| Directive |
Pick out all lines in the listing holding the string "screenshot" and copy them.

━━ Input rows ━━

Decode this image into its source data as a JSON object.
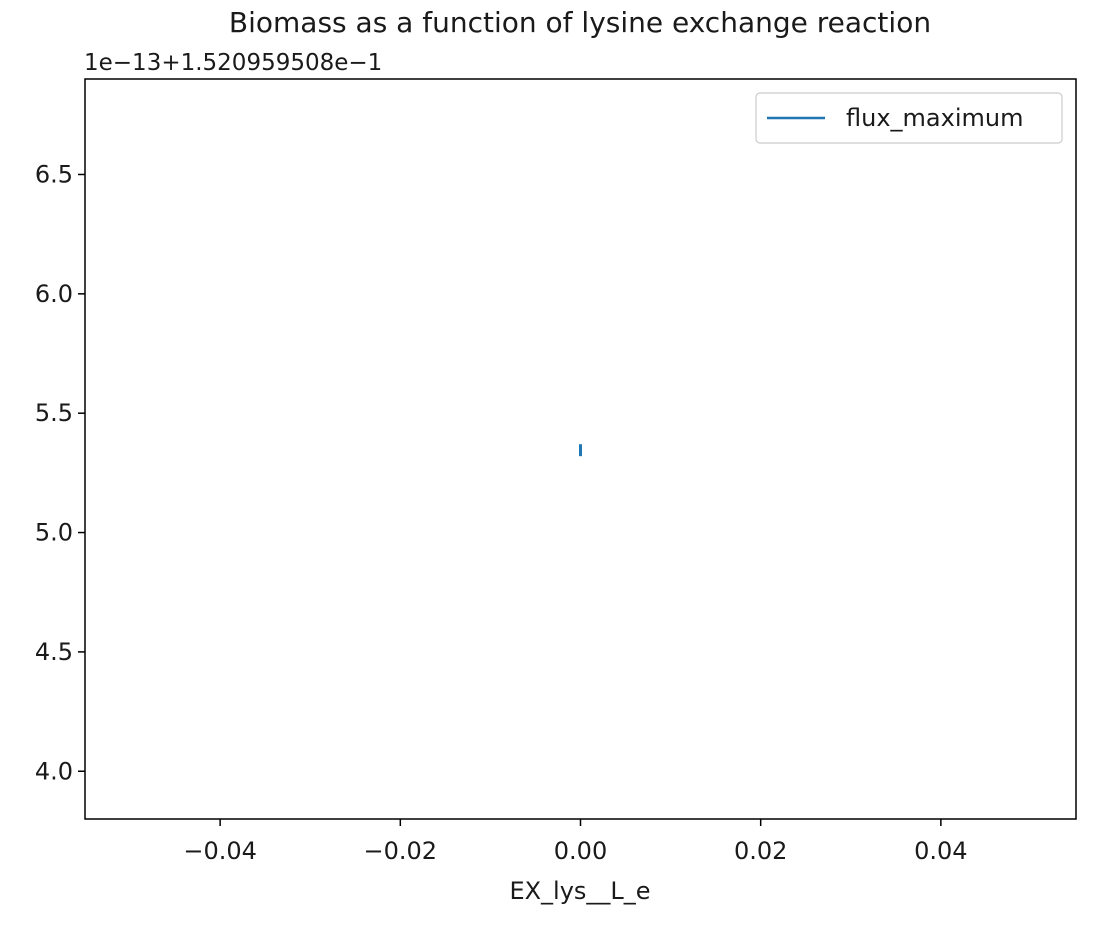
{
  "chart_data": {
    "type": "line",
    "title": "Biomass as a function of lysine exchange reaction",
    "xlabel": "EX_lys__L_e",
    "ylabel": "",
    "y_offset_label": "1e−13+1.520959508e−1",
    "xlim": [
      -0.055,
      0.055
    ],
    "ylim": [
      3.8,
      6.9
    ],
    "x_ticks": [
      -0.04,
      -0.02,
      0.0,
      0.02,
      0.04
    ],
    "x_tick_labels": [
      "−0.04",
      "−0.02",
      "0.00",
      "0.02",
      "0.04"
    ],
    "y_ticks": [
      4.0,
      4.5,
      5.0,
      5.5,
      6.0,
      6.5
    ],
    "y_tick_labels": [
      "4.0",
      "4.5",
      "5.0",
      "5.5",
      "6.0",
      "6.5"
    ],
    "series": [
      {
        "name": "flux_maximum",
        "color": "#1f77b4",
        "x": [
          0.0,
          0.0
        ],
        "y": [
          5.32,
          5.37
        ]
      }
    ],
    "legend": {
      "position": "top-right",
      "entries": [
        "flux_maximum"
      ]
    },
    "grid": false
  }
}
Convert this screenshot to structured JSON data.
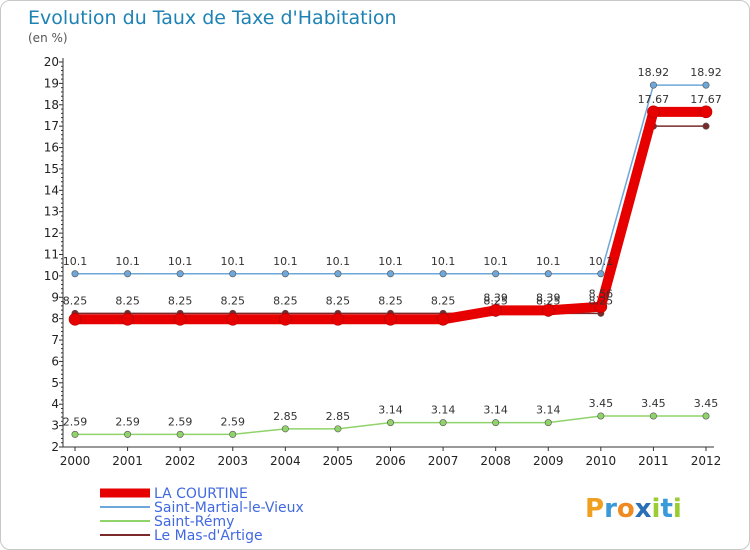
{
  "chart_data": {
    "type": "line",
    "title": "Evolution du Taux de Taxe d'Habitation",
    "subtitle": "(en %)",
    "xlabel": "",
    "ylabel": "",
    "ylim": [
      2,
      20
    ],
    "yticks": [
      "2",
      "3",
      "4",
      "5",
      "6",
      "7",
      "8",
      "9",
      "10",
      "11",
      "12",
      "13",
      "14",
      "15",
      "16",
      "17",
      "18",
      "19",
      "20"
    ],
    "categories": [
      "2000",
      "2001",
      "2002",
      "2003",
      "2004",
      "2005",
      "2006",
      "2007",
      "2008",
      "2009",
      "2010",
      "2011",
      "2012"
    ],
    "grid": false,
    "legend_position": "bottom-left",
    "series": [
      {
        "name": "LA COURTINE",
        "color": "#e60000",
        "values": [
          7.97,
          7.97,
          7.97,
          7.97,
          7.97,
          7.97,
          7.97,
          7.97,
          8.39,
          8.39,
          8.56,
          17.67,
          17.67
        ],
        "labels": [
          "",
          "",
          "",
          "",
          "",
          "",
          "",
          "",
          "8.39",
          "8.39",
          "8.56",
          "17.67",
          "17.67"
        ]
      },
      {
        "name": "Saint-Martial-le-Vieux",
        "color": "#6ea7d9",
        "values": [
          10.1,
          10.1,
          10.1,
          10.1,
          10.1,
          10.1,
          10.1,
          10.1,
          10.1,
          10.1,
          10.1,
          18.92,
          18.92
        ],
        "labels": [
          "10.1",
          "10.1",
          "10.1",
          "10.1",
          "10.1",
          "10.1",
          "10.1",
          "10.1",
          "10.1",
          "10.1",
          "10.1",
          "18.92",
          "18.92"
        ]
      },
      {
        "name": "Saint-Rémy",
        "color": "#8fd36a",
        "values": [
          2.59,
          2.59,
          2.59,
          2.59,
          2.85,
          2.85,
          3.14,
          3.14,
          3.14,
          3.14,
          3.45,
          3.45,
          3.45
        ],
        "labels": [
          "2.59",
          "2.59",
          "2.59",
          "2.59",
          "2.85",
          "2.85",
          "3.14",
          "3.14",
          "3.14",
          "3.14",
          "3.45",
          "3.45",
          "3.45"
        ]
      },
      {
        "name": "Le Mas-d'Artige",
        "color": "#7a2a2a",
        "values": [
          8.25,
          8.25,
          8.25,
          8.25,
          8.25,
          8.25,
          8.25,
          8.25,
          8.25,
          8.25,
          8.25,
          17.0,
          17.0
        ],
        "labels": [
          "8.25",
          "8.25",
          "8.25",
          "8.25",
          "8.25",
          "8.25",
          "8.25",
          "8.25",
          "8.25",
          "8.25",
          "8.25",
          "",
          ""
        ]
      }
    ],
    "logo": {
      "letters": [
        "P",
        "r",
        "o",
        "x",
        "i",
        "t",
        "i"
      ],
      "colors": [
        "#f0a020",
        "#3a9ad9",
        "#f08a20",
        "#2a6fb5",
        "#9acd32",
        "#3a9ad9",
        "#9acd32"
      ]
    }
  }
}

━━━
━━ Input rows ━━

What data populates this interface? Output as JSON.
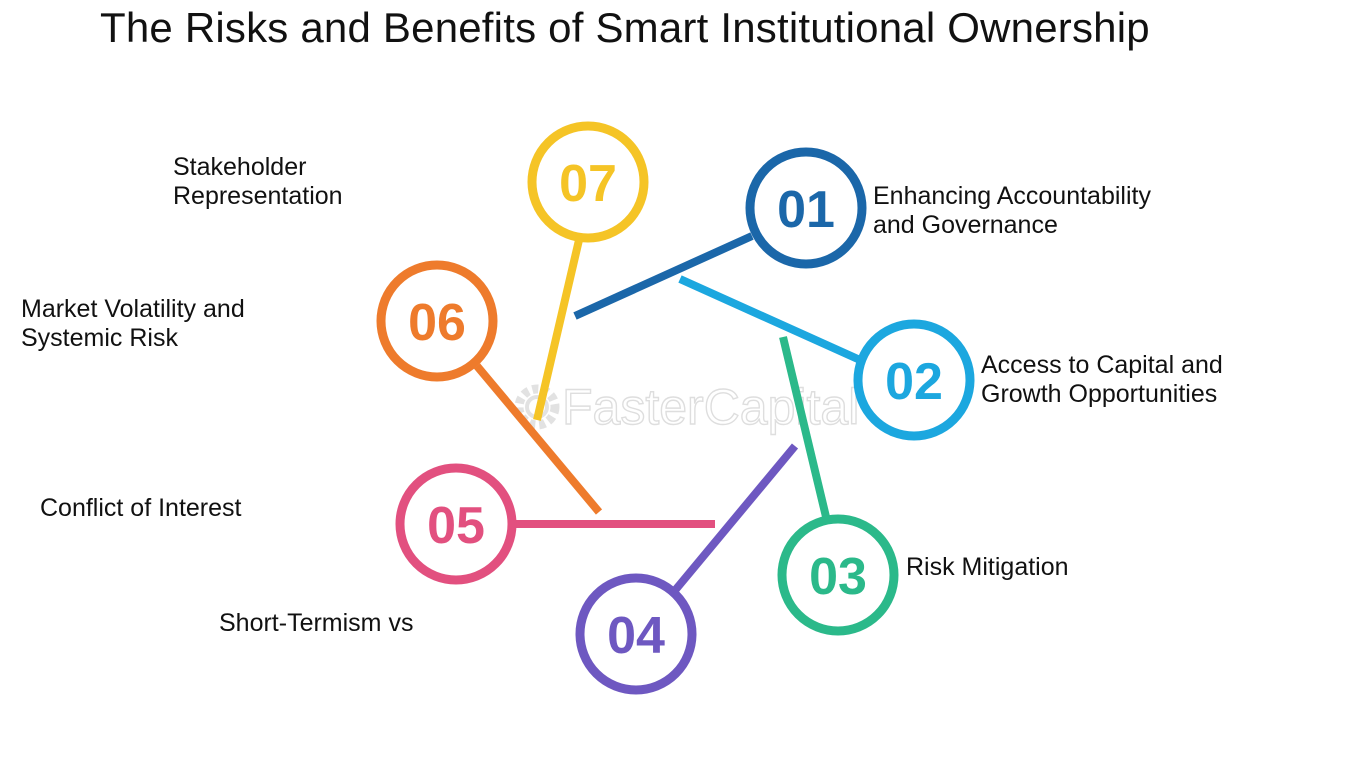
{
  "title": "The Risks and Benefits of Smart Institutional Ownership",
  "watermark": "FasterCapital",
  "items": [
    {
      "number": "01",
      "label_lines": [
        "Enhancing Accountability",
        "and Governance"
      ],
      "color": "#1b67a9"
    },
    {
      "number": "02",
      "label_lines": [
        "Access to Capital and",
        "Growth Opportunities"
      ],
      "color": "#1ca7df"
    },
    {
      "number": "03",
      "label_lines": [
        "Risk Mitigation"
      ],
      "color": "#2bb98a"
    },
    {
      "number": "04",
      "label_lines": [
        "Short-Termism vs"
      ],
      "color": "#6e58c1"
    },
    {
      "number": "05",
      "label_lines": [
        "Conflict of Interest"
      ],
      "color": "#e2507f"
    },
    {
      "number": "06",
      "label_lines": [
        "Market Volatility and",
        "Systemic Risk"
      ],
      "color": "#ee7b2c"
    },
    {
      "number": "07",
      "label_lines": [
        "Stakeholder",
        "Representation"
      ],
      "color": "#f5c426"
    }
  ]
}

━━━
━━ Input rows ━━

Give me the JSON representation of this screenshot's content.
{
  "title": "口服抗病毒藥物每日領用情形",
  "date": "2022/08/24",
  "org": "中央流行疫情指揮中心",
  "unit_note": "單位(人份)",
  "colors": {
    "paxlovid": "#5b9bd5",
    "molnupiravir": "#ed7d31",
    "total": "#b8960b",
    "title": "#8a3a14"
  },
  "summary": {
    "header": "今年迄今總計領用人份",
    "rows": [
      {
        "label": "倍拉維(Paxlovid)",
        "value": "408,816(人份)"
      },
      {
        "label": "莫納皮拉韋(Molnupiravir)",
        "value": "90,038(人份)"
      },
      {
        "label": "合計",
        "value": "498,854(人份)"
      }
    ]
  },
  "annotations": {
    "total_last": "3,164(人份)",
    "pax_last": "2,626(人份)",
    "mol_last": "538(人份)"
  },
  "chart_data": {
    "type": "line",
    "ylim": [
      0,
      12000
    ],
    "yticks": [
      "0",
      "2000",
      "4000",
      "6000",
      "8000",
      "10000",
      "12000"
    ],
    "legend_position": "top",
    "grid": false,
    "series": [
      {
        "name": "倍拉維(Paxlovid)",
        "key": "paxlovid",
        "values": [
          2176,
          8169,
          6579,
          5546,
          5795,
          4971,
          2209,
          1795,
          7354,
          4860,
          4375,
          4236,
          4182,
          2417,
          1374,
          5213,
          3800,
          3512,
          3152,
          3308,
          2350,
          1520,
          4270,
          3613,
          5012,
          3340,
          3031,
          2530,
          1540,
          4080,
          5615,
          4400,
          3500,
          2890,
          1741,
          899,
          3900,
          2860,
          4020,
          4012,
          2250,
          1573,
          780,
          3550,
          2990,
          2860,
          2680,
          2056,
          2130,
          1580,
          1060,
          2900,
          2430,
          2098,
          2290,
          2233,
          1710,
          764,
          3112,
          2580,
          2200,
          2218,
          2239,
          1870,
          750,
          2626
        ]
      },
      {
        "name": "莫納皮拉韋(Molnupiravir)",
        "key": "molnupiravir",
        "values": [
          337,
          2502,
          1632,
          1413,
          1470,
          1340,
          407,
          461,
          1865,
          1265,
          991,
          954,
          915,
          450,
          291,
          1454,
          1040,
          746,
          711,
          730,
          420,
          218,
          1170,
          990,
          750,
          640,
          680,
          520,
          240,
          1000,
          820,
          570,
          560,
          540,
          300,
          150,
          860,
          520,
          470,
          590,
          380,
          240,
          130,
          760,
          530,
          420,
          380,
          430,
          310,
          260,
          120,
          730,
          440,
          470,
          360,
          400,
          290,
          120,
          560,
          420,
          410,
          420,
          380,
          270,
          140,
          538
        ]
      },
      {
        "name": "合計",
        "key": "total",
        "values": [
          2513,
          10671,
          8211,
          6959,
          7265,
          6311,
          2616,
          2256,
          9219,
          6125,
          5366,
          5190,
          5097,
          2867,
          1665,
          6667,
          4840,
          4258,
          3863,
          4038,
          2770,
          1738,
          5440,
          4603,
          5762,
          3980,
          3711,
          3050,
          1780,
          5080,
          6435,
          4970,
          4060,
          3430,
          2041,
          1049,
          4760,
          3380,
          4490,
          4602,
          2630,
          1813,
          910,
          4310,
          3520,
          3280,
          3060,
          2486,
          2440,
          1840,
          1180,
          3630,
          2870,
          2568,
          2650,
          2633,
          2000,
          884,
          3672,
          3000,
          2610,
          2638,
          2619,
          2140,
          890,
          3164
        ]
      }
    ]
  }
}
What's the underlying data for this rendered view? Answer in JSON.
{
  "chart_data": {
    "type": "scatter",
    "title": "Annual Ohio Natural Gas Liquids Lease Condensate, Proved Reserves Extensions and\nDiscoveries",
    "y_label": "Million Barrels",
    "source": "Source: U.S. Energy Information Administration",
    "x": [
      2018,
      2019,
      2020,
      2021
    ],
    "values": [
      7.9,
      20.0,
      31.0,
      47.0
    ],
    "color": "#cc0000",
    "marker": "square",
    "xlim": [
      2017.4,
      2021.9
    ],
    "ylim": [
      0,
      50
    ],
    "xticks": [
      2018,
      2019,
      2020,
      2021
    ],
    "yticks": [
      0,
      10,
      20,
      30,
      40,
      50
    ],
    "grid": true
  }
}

━━━

| Exercise solution |
Convert this screenshot to structured JSON data.
Give me the JSON representation of this screenshot's content.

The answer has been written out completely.